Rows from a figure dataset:
--------------------

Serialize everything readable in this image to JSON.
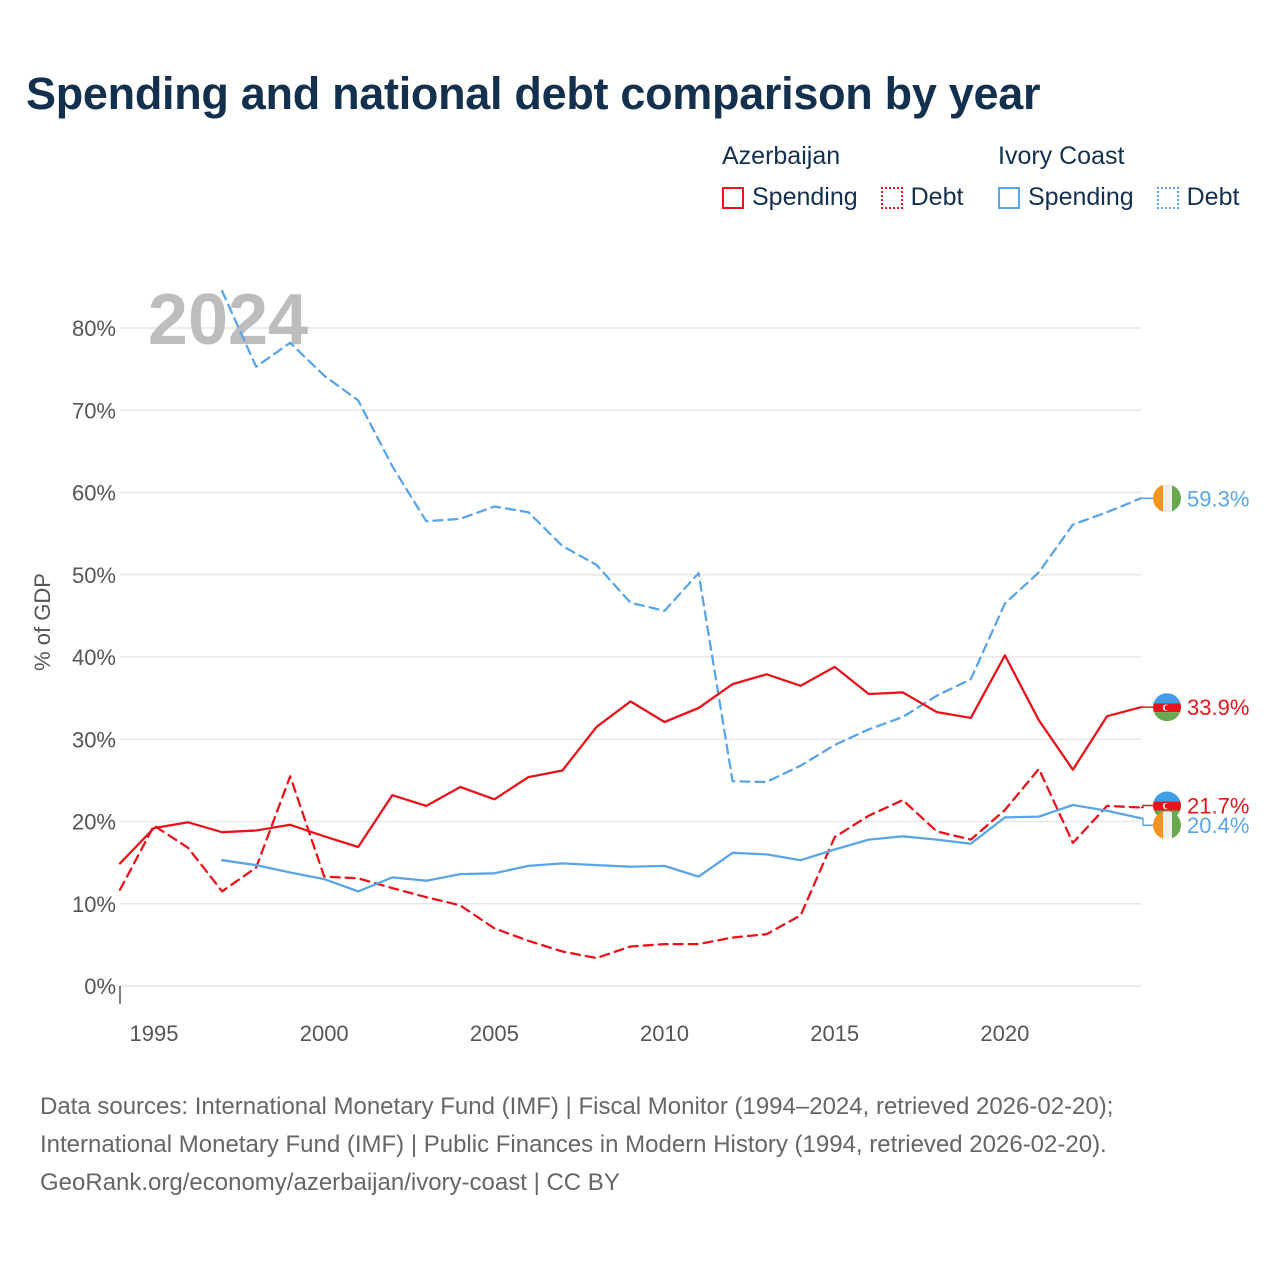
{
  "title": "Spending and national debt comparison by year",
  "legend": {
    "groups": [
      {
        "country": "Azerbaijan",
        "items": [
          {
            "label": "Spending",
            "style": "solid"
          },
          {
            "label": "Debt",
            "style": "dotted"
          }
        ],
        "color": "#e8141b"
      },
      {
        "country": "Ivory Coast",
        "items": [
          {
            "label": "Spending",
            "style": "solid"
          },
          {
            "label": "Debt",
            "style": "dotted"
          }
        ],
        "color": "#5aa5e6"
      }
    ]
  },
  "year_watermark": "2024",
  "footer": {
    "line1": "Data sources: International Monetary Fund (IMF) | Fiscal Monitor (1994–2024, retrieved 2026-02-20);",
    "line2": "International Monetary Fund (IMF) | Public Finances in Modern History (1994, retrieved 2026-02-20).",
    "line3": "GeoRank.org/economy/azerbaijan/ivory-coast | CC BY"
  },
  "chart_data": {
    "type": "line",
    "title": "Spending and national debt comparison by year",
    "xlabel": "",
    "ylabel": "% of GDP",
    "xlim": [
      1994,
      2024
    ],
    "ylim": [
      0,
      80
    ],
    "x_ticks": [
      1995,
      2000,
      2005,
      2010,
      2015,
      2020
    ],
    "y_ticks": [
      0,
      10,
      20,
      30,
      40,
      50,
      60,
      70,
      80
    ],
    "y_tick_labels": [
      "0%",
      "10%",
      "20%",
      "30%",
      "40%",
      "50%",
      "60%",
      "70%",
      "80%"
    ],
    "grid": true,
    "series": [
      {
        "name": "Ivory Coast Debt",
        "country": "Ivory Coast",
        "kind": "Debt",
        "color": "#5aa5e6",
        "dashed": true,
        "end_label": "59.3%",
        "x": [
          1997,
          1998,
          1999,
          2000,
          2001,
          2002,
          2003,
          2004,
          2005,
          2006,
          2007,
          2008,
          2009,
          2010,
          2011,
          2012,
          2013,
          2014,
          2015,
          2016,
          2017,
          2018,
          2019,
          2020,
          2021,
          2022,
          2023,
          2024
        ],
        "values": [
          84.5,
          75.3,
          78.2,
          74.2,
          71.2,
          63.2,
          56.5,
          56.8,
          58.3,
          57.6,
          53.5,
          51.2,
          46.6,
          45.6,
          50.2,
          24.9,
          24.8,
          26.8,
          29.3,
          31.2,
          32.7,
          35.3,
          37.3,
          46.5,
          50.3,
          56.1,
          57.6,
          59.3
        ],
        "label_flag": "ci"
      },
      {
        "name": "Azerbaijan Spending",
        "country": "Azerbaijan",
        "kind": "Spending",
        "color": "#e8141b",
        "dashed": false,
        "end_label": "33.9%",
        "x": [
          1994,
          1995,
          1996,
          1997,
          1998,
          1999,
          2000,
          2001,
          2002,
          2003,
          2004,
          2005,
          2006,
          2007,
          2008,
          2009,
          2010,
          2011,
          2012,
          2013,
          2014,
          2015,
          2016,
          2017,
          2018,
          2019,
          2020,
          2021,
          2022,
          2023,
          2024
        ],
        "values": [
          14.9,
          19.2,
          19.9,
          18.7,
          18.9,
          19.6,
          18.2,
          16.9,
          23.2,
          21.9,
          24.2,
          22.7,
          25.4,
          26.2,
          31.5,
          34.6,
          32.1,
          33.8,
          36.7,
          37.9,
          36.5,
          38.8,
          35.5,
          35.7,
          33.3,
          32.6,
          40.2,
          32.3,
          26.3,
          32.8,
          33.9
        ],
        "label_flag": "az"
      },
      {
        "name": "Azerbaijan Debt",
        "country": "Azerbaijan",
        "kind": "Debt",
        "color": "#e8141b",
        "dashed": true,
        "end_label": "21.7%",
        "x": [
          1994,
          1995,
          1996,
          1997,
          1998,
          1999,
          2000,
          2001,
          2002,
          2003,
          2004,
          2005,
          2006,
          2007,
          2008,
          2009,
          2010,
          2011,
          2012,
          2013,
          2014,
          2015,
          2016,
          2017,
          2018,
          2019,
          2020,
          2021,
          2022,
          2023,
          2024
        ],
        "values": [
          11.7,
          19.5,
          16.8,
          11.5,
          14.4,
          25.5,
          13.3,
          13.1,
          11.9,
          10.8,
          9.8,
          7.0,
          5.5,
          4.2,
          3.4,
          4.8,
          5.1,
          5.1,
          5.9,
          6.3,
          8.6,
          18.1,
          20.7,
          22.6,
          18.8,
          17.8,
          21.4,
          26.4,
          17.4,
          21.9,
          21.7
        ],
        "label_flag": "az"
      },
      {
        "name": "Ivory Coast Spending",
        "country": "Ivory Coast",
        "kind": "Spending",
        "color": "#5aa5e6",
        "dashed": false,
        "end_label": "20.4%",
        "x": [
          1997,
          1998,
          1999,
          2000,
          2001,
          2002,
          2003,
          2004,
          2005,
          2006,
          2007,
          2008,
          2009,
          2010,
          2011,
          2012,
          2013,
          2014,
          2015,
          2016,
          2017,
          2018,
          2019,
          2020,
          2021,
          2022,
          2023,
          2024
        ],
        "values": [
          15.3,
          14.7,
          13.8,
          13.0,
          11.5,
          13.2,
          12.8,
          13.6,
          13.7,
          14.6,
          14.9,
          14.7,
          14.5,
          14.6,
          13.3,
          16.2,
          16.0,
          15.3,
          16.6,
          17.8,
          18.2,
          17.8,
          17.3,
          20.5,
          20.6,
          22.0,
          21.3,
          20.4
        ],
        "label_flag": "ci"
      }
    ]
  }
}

--------------------

Problem to work on: Which lines of the data include "Monetary"? Copy each of them.

Full solution:
    "line1": "Data sources: International Monetary Fund (IMF) | Fiscal Monitor (1994–2024, retrieved 2026-02-20);",
    "line2": "International Monetary Fund (IMF) | Public Finances in Modern History (1994, retrieved 2026-02-20).",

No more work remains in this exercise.